TASK REQUIREMENTS: Using the records provided below, locate and copy each line that contains the word "保留截图".

-----

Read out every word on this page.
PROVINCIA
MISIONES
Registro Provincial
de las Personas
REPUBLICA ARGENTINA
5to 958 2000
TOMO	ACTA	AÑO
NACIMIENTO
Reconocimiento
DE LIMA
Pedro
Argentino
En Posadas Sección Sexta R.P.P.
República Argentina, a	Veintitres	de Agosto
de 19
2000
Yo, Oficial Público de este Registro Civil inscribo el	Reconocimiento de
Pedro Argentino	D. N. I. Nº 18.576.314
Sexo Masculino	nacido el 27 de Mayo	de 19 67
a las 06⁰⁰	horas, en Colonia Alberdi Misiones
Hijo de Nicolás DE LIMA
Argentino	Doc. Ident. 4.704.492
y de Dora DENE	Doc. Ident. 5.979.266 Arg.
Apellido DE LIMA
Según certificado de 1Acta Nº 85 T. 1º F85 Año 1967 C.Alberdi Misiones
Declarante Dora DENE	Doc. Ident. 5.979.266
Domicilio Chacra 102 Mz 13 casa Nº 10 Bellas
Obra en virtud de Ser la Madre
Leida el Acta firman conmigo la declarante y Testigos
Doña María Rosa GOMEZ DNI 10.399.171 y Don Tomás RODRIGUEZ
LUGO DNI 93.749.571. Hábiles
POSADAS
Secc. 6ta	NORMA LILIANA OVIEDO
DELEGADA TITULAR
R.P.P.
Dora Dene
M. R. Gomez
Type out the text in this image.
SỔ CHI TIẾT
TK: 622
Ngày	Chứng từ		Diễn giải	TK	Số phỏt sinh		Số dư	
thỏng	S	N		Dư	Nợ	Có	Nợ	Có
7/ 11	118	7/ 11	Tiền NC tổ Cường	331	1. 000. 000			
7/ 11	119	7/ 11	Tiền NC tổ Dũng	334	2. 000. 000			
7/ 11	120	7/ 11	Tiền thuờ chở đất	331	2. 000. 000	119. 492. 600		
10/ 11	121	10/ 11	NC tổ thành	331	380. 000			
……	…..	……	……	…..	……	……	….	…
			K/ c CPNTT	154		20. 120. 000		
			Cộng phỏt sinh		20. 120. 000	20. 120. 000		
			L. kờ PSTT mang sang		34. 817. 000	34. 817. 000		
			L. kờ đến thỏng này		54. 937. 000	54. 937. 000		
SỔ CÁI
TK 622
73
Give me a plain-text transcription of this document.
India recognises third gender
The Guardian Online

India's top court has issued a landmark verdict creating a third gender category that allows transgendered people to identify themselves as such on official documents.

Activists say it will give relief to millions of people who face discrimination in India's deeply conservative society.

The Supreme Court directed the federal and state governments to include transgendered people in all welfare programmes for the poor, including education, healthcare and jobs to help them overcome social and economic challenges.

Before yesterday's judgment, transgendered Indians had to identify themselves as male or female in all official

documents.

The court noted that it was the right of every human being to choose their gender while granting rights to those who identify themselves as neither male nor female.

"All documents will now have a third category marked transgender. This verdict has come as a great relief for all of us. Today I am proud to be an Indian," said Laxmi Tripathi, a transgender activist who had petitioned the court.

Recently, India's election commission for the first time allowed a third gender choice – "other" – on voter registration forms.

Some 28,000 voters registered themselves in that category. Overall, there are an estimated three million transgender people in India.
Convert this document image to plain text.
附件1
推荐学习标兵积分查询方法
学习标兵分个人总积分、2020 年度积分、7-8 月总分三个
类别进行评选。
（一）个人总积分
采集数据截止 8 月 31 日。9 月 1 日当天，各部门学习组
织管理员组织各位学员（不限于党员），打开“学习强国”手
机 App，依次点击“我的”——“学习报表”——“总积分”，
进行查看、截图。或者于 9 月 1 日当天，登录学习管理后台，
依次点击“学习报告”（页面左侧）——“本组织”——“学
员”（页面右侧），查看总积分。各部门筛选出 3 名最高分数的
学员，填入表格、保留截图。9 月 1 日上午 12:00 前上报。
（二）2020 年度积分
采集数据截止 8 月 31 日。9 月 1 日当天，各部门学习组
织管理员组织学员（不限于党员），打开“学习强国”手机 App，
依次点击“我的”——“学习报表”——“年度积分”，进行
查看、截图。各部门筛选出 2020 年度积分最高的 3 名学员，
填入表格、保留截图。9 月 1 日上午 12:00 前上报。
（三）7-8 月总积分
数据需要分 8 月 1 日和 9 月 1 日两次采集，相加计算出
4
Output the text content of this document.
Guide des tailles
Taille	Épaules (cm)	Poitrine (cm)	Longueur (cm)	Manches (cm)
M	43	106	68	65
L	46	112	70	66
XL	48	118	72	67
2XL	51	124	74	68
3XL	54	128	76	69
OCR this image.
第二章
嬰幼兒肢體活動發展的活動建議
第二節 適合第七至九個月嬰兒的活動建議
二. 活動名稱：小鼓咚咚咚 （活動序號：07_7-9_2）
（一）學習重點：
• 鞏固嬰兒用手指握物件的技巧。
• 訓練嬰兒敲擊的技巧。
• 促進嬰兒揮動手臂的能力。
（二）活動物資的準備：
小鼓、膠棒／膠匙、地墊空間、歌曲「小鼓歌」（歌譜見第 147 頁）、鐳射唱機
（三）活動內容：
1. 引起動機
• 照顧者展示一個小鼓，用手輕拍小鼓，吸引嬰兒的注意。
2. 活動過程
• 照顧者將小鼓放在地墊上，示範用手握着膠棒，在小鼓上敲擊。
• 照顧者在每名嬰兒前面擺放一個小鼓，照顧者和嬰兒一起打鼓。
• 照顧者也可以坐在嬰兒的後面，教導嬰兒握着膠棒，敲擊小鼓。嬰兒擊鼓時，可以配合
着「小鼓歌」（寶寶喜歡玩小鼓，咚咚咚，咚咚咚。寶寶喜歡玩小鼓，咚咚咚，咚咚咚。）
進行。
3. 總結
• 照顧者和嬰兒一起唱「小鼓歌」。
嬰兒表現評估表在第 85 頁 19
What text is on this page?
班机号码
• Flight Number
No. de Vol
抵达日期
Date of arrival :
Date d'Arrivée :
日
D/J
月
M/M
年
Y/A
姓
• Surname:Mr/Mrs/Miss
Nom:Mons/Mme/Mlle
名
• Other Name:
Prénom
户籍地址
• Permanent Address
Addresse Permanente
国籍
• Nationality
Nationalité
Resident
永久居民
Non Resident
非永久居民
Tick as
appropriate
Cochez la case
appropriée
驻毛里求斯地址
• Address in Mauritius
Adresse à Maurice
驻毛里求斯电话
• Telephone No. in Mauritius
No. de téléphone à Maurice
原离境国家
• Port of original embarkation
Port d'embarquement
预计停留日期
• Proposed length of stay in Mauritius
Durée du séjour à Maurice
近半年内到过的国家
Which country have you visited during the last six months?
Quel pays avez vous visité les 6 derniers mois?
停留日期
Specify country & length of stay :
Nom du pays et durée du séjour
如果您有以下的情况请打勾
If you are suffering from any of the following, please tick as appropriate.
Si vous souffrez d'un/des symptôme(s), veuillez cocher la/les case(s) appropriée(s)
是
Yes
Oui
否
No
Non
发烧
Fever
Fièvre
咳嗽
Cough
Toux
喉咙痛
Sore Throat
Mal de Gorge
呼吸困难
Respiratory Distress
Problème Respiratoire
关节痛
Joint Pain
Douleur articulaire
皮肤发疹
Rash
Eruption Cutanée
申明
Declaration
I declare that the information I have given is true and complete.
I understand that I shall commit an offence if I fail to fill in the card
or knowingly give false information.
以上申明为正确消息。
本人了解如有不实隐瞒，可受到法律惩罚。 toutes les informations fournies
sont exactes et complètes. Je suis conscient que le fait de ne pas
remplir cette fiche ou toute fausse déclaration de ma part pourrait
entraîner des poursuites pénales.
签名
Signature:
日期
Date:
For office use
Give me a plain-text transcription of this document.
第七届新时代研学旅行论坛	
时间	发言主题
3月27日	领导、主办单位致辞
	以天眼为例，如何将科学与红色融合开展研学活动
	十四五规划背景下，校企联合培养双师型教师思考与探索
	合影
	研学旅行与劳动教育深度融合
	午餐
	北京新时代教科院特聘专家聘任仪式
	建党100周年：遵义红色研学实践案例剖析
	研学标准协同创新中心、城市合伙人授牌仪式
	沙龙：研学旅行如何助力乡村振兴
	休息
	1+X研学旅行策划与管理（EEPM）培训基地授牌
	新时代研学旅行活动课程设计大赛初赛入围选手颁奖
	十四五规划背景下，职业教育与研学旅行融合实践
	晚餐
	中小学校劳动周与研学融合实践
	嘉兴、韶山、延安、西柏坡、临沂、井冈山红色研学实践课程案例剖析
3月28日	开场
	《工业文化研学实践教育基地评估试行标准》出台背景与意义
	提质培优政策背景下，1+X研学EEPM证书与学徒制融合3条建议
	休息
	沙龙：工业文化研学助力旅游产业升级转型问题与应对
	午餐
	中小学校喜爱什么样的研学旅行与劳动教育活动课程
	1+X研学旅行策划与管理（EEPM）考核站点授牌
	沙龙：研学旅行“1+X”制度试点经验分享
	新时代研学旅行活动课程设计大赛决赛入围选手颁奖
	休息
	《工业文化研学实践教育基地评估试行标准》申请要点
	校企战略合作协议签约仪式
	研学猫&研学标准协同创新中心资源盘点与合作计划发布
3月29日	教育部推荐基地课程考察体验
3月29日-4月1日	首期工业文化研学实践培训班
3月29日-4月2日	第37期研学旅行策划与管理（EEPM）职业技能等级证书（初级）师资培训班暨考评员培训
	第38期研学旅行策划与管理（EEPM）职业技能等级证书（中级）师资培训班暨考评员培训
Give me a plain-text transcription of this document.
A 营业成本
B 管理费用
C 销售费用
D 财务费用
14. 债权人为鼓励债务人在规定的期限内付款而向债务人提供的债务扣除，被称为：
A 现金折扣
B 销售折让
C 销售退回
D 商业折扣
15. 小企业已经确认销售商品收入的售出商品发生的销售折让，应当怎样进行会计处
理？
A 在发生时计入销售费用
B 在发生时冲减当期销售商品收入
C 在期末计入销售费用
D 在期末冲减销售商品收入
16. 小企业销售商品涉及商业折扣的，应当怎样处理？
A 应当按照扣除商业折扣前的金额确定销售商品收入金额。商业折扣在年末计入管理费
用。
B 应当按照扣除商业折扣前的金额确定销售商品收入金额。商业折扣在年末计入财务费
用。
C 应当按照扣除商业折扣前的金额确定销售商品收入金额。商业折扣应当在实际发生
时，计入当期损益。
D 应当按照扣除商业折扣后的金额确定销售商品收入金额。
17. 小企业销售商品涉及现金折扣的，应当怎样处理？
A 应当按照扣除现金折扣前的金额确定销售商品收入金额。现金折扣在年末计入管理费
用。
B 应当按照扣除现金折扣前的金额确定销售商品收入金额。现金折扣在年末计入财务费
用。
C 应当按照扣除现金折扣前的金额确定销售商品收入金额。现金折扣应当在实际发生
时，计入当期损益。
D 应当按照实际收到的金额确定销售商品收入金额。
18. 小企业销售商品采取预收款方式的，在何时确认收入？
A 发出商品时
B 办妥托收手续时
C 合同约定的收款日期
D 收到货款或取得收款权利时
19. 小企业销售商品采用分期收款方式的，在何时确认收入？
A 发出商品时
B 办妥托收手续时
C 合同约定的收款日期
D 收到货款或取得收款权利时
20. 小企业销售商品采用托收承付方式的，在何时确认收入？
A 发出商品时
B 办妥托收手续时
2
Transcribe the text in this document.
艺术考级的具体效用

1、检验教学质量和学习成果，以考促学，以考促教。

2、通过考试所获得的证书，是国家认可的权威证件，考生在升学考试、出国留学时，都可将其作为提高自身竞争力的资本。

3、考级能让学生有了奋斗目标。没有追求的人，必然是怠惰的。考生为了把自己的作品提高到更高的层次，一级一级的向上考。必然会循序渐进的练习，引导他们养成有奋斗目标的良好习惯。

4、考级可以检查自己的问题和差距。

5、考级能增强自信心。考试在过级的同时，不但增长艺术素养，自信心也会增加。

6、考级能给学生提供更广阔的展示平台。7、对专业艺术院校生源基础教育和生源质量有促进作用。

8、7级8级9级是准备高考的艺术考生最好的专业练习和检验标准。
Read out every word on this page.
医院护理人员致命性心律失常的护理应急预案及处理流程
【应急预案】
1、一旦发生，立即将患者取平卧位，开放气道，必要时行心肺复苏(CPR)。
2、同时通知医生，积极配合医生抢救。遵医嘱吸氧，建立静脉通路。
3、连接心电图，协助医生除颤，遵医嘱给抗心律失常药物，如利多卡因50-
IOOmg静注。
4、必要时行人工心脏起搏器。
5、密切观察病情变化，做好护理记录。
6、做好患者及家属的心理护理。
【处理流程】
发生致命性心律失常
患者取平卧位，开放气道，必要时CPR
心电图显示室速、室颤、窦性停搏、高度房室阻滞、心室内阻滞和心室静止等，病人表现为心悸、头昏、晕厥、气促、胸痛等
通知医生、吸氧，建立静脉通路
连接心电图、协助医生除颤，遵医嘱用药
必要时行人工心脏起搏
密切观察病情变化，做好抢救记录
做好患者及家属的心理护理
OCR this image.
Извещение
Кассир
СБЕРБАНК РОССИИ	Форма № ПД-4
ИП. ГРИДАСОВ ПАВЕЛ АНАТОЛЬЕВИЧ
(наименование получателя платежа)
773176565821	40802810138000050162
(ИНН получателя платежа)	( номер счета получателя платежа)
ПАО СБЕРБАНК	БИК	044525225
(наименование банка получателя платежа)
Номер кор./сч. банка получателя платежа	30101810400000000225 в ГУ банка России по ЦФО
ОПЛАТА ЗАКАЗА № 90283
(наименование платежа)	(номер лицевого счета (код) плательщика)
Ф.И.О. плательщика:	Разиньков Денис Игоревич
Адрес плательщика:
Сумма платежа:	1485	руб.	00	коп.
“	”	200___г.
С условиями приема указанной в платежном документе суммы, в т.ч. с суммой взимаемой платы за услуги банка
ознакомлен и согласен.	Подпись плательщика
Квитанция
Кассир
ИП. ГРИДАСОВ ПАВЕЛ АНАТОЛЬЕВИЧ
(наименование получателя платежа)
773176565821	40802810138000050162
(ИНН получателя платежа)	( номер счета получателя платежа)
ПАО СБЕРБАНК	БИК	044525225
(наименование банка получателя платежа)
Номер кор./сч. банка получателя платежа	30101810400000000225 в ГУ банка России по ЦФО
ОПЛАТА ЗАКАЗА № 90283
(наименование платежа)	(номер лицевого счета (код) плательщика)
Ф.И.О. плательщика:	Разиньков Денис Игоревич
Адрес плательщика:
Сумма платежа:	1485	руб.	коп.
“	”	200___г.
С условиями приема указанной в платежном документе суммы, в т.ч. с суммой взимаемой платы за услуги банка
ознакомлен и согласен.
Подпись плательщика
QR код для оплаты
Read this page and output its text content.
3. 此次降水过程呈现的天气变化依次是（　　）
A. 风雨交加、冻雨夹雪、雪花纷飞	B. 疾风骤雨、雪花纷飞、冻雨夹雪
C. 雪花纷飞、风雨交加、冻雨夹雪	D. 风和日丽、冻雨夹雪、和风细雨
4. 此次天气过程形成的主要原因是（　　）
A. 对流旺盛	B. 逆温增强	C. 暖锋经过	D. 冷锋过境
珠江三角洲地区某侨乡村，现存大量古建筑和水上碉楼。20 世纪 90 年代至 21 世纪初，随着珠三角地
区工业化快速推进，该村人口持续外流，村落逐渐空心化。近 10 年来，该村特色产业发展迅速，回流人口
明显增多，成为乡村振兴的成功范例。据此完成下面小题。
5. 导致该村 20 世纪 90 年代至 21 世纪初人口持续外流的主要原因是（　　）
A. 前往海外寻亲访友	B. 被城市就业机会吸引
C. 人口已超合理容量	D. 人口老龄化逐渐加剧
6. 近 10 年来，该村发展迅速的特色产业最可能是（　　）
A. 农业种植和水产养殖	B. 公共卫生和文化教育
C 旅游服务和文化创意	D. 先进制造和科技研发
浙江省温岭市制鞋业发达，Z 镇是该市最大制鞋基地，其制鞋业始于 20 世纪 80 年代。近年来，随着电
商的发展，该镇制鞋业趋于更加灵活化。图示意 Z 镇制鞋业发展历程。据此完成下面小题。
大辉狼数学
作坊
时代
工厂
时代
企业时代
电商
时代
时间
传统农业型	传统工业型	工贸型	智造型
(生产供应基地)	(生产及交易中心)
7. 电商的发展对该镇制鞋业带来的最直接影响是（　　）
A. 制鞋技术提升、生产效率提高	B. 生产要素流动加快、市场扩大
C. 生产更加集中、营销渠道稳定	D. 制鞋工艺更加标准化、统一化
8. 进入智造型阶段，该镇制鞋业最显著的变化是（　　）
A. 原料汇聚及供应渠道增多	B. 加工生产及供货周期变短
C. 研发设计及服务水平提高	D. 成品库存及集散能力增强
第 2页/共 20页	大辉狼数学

-----

THE SOLUTION:
学员，填入表格、保留截图。9 月 1 日上午 12:00 前上报。
填入表格、保留截图。9 月 1 日上午 12:00 前上报。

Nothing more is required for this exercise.